#### What you have to do
Scan the records below. Copy every line in which the word "entran" appears.

Saved data entries
Segment Open
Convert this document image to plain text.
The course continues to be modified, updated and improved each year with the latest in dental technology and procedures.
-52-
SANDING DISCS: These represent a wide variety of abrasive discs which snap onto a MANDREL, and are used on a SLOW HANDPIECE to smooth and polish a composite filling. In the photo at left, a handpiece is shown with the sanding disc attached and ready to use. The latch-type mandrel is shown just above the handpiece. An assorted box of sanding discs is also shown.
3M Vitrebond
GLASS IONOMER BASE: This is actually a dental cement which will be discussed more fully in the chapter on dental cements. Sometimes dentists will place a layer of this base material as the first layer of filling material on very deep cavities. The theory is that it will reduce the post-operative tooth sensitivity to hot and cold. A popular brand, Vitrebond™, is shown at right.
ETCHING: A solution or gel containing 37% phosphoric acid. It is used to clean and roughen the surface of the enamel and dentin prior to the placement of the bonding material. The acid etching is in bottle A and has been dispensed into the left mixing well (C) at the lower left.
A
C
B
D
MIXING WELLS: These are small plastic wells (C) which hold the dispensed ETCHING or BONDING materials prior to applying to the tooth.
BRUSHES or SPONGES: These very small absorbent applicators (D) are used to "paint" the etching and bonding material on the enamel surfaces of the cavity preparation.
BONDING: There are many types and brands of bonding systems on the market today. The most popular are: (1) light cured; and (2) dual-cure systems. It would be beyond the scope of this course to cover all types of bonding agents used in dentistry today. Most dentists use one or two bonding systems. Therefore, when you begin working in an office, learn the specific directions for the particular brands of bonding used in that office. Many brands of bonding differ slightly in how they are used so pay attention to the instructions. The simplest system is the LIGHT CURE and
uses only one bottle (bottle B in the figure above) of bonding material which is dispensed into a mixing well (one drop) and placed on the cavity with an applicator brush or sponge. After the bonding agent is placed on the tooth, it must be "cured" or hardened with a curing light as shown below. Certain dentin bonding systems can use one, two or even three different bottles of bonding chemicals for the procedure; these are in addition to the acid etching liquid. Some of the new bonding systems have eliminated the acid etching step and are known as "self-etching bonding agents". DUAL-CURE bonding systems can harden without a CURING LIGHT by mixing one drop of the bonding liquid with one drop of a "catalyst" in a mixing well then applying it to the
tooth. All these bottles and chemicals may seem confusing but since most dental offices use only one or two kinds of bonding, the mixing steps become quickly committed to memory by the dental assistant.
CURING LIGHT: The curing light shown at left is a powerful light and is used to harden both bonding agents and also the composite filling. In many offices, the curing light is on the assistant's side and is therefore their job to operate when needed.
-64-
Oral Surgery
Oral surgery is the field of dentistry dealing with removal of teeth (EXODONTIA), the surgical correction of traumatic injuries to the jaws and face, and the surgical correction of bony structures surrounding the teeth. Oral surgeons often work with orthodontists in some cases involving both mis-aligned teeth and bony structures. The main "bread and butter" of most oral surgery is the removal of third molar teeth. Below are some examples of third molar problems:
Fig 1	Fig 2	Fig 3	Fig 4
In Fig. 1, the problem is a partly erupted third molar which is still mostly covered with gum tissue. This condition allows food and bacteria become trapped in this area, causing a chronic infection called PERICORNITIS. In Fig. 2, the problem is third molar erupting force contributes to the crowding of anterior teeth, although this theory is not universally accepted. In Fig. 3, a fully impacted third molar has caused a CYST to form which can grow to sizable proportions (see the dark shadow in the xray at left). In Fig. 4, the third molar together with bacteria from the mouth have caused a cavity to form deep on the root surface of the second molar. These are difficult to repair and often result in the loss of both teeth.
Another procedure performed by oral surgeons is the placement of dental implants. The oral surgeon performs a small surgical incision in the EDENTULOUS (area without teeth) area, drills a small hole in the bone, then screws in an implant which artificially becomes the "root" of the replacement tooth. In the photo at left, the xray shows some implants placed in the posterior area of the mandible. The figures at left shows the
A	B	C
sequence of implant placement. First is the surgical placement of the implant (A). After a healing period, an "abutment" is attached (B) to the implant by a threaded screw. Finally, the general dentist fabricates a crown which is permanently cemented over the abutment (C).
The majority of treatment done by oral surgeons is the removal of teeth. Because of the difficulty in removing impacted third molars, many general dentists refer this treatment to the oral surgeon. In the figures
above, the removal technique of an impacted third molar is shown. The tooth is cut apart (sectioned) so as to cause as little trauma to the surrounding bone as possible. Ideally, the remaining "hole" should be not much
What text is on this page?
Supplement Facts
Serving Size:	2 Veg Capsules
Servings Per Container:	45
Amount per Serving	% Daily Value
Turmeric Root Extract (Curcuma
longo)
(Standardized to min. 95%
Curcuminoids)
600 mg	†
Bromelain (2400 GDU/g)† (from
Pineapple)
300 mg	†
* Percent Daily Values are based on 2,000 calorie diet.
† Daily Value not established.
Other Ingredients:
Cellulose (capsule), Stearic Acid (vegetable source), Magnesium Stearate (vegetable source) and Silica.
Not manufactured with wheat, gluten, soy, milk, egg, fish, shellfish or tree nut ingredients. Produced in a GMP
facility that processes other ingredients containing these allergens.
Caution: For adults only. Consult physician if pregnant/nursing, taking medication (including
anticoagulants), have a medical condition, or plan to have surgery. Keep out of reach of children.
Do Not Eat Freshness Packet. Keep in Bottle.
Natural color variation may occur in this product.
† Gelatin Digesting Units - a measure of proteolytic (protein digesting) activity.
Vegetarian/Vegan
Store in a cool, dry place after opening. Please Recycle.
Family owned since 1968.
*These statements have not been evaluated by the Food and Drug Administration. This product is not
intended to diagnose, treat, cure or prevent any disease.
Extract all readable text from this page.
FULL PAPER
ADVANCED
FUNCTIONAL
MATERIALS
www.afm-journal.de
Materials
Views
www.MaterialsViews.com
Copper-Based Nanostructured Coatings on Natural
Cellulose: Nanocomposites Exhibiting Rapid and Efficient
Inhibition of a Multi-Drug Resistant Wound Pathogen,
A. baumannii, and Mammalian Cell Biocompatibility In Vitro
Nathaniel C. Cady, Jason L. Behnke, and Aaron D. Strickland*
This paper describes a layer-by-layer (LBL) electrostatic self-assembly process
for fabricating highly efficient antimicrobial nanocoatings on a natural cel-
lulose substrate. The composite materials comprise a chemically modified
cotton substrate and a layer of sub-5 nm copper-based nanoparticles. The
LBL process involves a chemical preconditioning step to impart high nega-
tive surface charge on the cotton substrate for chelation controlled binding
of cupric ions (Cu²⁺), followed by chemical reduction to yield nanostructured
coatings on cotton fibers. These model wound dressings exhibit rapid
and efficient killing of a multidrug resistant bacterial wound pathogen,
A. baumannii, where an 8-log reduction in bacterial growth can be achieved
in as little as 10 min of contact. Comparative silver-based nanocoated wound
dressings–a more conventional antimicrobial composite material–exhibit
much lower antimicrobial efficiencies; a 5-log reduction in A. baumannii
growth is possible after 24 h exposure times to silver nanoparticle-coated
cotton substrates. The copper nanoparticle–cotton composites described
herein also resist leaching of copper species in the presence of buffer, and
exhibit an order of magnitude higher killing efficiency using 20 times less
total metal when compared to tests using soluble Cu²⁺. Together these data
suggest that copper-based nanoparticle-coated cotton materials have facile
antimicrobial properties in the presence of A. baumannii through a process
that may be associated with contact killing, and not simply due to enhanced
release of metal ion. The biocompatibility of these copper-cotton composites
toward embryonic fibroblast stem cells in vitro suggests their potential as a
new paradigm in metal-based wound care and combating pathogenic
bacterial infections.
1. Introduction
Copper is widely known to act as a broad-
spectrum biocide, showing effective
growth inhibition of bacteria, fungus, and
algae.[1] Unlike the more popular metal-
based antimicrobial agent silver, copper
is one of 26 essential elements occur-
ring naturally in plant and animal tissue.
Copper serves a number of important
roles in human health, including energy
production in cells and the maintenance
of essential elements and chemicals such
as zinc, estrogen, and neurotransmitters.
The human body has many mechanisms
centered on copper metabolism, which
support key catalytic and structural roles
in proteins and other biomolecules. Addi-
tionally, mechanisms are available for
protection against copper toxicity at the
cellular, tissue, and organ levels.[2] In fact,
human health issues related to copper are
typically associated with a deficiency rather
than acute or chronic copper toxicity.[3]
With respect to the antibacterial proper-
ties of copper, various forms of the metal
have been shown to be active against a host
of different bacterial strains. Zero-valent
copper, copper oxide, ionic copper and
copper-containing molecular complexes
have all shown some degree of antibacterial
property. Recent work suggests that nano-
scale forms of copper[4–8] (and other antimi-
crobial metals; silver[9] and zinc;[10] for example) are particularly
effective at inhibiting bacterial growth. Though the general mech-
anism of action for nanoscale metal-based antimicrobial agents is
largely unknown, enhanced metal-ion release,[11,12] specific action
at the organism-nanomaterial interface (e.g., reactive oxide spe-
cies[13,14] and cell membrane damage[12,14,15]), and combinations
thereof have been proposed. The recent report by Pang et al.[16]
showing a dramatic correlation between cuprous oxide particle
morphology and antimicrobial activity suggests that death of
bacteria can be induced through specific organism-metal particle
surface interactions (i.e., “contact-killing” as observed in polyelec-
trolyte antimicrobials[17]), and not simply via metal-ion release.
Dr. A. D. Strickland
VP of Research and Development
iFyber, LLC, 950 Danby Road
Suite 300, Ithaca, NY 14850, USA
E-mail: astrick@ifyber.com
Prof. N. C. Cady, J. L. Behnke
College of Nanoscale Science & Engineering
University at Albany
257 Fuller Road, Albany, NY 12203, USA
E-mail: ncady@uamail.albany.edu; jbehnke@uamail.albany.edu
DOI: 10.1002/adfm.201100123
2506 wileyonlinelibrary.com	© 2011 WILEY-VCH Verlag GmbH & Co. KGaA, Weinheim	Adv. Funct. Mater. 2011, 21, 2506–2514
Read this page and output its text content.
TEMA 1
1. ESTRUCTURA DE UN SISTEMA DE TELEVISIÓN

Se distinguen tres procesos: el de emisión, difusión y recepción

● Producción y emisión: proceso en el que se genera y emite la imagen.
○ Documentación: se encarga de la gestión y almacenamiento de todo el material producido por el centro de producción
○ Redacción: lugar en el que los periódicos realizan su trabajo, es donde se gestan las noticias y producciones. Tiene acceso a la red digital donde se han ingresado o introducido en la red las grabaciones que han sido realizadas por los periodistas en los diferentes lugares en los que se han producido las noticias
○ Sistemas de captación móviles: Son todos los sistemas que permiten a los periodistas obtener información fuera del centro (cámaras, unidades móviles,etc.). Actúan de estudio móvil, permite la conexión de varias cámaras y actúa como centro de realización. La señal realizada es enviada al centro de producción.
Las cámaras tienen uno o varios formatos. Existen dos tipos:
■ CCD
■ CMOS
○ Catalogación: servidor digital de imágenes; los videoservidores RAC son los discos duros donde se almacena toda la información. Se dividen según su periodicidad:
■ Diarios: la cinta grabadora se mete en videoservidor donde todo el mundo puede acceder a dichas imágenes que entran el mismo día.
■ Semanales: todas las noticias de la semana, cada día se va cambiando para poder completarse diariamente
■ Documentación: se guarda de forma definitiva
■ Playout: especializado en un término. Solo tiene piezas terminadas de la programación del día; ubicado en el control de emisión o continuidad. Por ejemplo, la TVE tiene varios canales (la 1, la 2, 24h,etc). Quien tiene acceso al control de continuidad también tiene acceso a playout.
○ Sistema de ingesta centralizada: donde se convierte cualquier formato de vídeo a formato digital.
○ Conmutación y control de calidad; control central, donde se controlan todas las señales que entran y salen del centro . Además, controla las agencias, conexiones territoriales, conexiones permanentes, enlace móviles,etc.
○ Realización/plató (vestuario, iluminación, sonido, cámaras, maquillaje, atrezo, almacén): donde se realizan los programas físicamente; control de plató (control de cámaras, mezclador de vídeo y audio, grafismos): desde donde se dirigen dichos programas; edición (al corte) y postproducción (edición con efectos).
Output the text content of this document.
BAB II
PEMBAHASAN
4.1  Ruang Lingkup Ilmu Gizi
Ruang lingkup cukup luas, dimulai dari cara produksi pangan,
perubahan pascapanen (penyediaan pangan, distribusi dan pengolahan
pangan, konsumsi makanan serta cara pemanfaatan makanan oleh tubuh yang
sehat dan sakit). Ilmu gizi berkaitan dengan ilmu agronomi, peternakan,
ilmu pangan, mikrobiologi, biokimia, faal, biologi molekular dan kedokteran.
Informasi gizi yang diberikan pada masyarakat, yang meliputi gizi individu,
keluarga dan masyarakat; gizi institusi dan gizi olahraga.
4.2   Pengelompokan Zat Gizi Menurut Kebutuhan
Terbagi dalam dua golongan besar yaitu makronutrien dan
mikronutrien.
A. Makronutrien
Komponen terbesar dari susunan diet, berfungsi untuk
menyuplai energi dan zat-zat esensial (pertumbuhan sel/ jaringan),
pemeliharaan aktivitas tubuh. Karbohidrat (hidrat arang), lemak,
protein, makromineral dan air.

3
Segment Closed
#### Output for this task
■ Diarios: la cinta grabadora se mete en videoservidor donde todo el mundo puede acceder a dichas imágenes que entran el mismo día.
○ Conmutación y control de calidad; control central, donde se controlan todas las señales que entran y salen del centro . Además, controla las agencias, conexiones territoriales, conexiones permanentes, enlace móviles,etc.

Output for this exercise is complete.